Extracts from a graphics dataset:
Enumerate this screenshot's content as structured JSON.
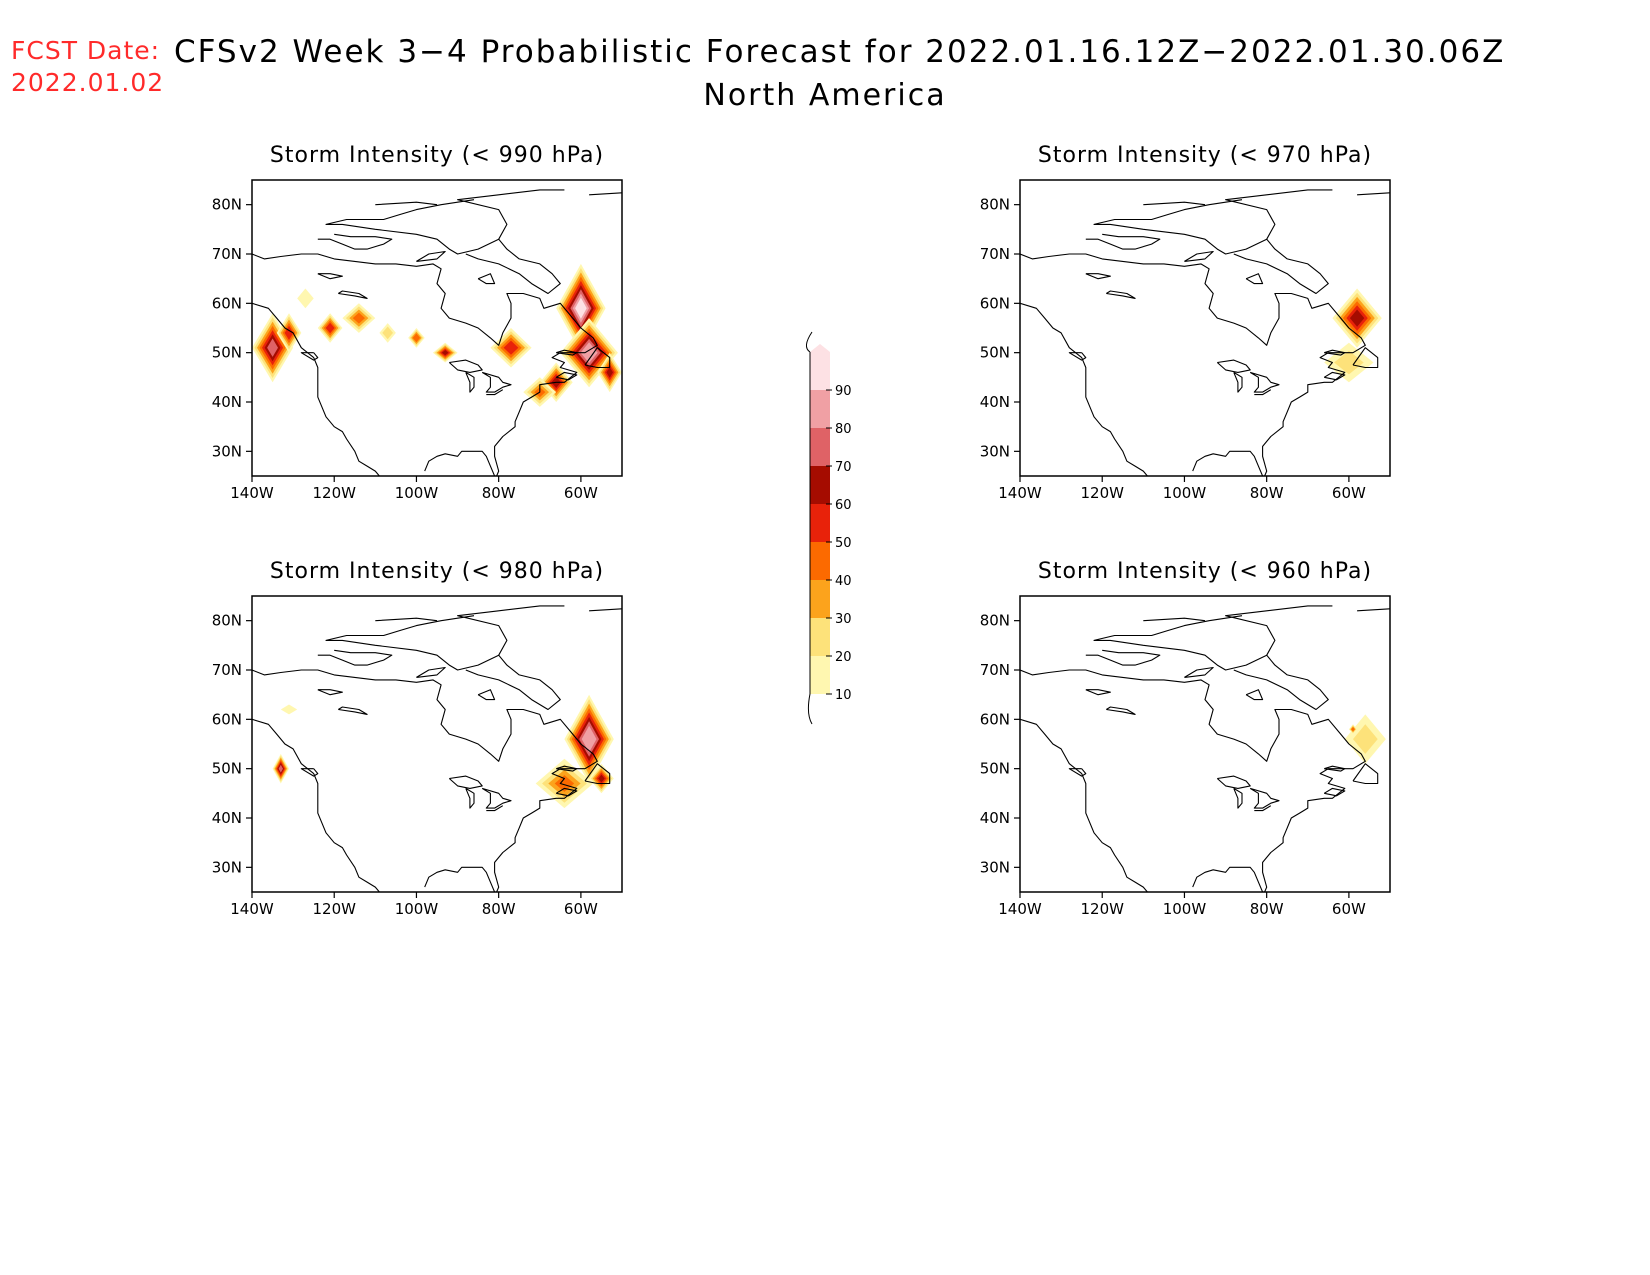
{
  "header": {
    "fcst_label": "FCST Date:",
    "fcst_date": "2022.01.02",
    "title": "CFSv2 Week 3−4 Probabilistic Forecast for 2022.01.16.12Z−2022.01.30.06Z",
    "region": "North America"
  },
  "axes": {
    "lat_ticks": [
      "80N",
      "70N",
      "60N",
      "50N",
      "40N",
      "30N"
    ],
    "lon_ticks": [
      "140W",
      "120W",
      "100W",
      "80W",
      "60W"
    ],
    "lat_values": [
      80,
      70,
      60,
      50,
      40,
      30
    ],
    "lon_values": [
      -140,
      -120,
      -100,
      -80,
      -60
    ],
    "lat_range": [
      25,
      85
    ],
    "lon_range": [
      -140,
      -50
    ]
  },
  "colorbar": {
    "levels": [
      "10",
      "20",
      "30",
      "40",
      "50",
      "60",
      "70",
      "80",
      "90"
    ],
    "colors": [
      "#fff7b0",
      "#fde27a",
      "#fca31c",
      "#fc6a00",
      "#e8220a",
      "#a50c00",
      "#df6266",
      "#f0a0a4",
      "#fde1e4"
    ]
  },
  "panels": [
    {
      "title": "Storm Intensity (< 990 hPa)",
      "blobs": [
        {
          "lon": -135,
          "lat": 51,
          "rlon": 5,
          "rlat": 7,
          "p": 72
        },
        {
          "lon": -131,
          "lat": 54,
          "rlon": 3,
          "rlat": 4,
          "p": 55
        },
        {
          "lon": -127,
          "lat": 61,
          "rlon": 2,
          "rlat": 2,
          "p": 18
        },
        {
          "lon": -121,
          "lat": 55,
          "rlon": 3,
          "rlat": 3,
          "p": 55
        },
        {
          "lon": -114,
          "lat": 57,
          "rlon": 4,
          "rlat": 3,
          "p": 42
        },
        {
          "lon": -107,
          "lat": 54,
          "rlon": 2,
          "rlat": 2,
          "p": 25
        },
        {
          "lon": -100,
          "lat": 53,
          "rlon": 2,
          "rlat": 2,
          "p": 48
        },
        {
          "lon": -93,
          "lat": 50,
          "rlon": 3,
          "rlat": 2,
          "p": 60
        },
        {
          "lon": -77,
          "lat": 51,
          "rlon": 5,
          "rlat": 4,
          "p": 55
        },
        {
          "lon": -60,
          "lat": 59,
          "rlon": 6,
          "rlat": 9,
          "p": 92
        },
        {
          "lon": -58,
          "lat": 50,
          "rlon": 7,
          "rlat": 7,
          "p": 88
        },
        {
          "lon": -66,
          "lat": 44,
          "rlon": 4,
          "rlat": 4,
          "p": 62
        },
        {
          "lon": -70,
          "lat": 42,
          "rlon": 4,
          "rlat": 3,
          "p": 40
        },
        {
          "lon": -53,
          "lat": 46,
          "rlon": 3,
          "rlat": 4,
          "p": 60
        }
      ]
    },
    {
      "title": "Storm Intensity (< 970 hPa)",
      "blobs": [
        {
          "lon": -58,
          "lat": 57,
          "rlon": 6,
          "rlat": 6,
          "p": 62
        },
        {
          "lon": -60,
          "lat": 48,
          "rlon": 6,
          "rlat": 4,
          "p": 22
        }
      ]
    },
    {
      "title": "Storm Intensity (< 980 hPa)",
      "blobs": [
        {
          "lon": -133,
          "lat": 50,
          "rlon": 2,
          "rlat": 3,
          "p": 72
        },
        {
          "lon": -131,
          "lat": 62,
          "rlon": 2,
          "rlat": 1,
          "p": 15
        },
        {
          "lon": -58,
          "lat": 56,
          "rlon": 6,
          "rlat": 9,
          "p": 88
        },
        {
          "lon": -64,
          "lat": 47,
          "rlon": 7,
          "rlat": 5,
          "p": 40
        },
        {
          "lon": -55,
          "lat": 48,
          "rlon": 3,
          "rlat": 3,
          "p": 60
        }
      ]
    },
    {
      "title": "Storm Intensity (< 960 hPa)",
      "blobs": [
        {
          "lon": -56,
          "lat": 56,
          "rlon": 5,
          "rlat": 5,
          "p": 22
        },
        {
          "lon": -59,
          "lat": 58,
          "rlon": 1,
          "rlat": 1,
          "p": 45
        }
      ]
    }
  ]
}
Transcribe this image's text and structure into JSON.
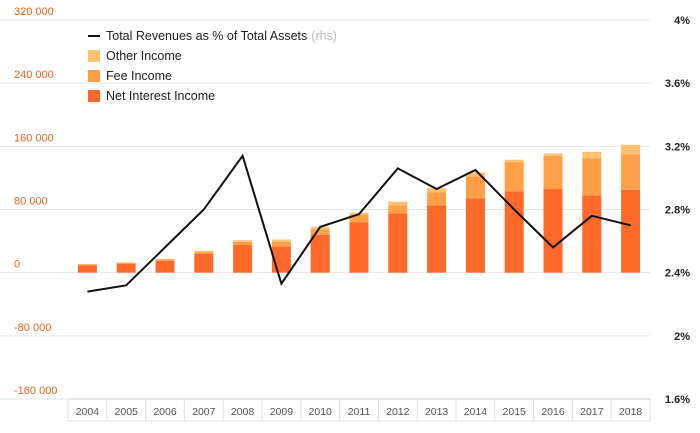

- _Exercise objective_: Write out all the records again, exactly, minus any pictures.

- _Result below_:
Enumerate this screenshot's content as structured JSON.
{
  "header": {
    "fcst_label": "FCST Date:",
    "fcst_date": "2022.01.02",
    "title": "CFSv2 Week 3−4 Probabilistic Forecast for 2022.01.16.12Z−2022.01.30.06Z",
    "region": "North America"
  },
  "axes": {
    "lat_ticks": [
      "80N",
      "70N",
      "60N",
      "50N",
      "40N",
      "30N"
    ],
    "lon_ticks": [
      "140W",
      "120W",
      "100W",
      "80W",
      "60W"
    ],
    "lat_values": [
      80,
      70,
      60,
      50,
      40,
      30
    ],
    "lon_values": [
      -140,
      -120,
      -100,
      -80,
      -60
    ],
    "lat_range": [
      25,
      85
    ],
    "lon_range": [
      -140,
      -50
    ]
  },
  "colorbar": {
    "levels": [
      "10",
      "20",
      "30",
      "40",
      "50",
      "60",
      "70",
      "80",
      "90"
    ],
    "colors": [
      "#fff7b0",
      "#fde27a",
      "#fca31c",
      "#fc6a00",
      "#e8220a",
      "#a50c00",
      "#df6266",
      "#f0a0a4",
      "#fde1e4"
    ]
  },
  "panels": [
    {
      "title": "Storm Intensity (< 990 hPa)",
      "blobs": [
        {
          "lon": -135,
          "lat": 51,
          "rlon": 5,
          "rlat": 7,
          "p": 72
        },
        {
          "lon": -131,
          "lat": 54,
          "rlon": 3,
          "rlat": 4,
          "p": 55
        },
        {
          "lon": -127,
          "lat": 61,
          "rlon": 2,
          "rlat": 2,
          "p": 18
        },
        {
          "lon": -121,
          "lat": 55,
          "rlon": 3,
          "rlat": 3,
          "p": 55
        },
        {
          "lon": -114,
          "lat": 57,
          "rlon": 4,
          "rlat": 3,
          "p": 42
        },
        {
          "lon": -107,
          "lat": 54,
          "rlon": 2,
          "rlat": 2,
          "p": 25
        },
        {
          "lon": -100,
          "lat": 53,
          "rlon": 2,
          "rlat": 2,
          "p": 48
        },
        {
          "lon": -93,
          "lat": 50,
          "rlon": 3,
          "rlat": 2,
          "p": 60
        },
        {
          "lon": -77,
          "lat": 51,
          "rlon": 5,
          "rlat": 4,
          "p": 55
        },
        {
          "lon": -60,
          "lat": 59,
          "rlon": 6,
          "rlat": 9,
          "p": 92
        },
        {
          "lon": -58,
          "lat": 50,
          "rlon": 7,
          "rlat": 7,
          "p": 88
        },
        {
          "lon": -66,
          "lat": 44,
          "rlon": 4,
          "rlat": 4,
          "p": 62
        },
        {
          "lon": -70,
          "lat": 42,
          "rlon": 4,
          "rlat": 3,
          "p": 40
        },
        {
          "lon": -53,
          "lat": 46,
          "rlon": 3,
          "rlat": 4,
          "p": 60
        }
      ]
    },
    {
      "title": "Storm Intensity (< 970 hPa)",
      "blobs": [
        {
          "lon": -58,
          "lat": 57,
          "rlon": 6,
          "rlat": 6,
          "p": 62
        },
        {
          "lon": -60,
          "lat": 48,
          "rlon": 6,
          "rlat": 4,
          "p": 22
        }
      ]
    },
    {
      "title": "Storm Intensity (< 980 hPa)",
      "blobs": [
        {
          "lon": -133,
          "lat": 50,
          "rlon": 2,
          "rlat": 3,
          "p": 72
        },
        {
          "lon": -131,
          "lat": 62,
          "rlon": 2,
          "rlat": 1,
          "p": 15
        },
        {
          "lon": -58,
          "lat": 56,
          "rlon": 6,
          "rlat": 9,
          "p": 88
        },
        {
          "lon": -64,
          "lat": 47,
          "rlon": 7,
          "rlat": 5,
          "p": 40
        },
        {
          "lon": -55,
          "lat": 48,
          "rlon": 3,
          "rlat": 3,
          "p": 60
        }
      ]
    },
    {
      "title": "Storm Intensity (< 960 hPa)",
      "blobs": [
        {
          "lon": -56,
          "lat": 56,
          "rlon": 5,
          "rlat": 5,
          "p": 22
        },
        {
          "lon": -59,
          "lat": 58,
          "rlon": 1,
          "rlat": 1,
          "p": 45
        }
      ]
    }
  ]
}
Transcribe this image's text and structure into JSON.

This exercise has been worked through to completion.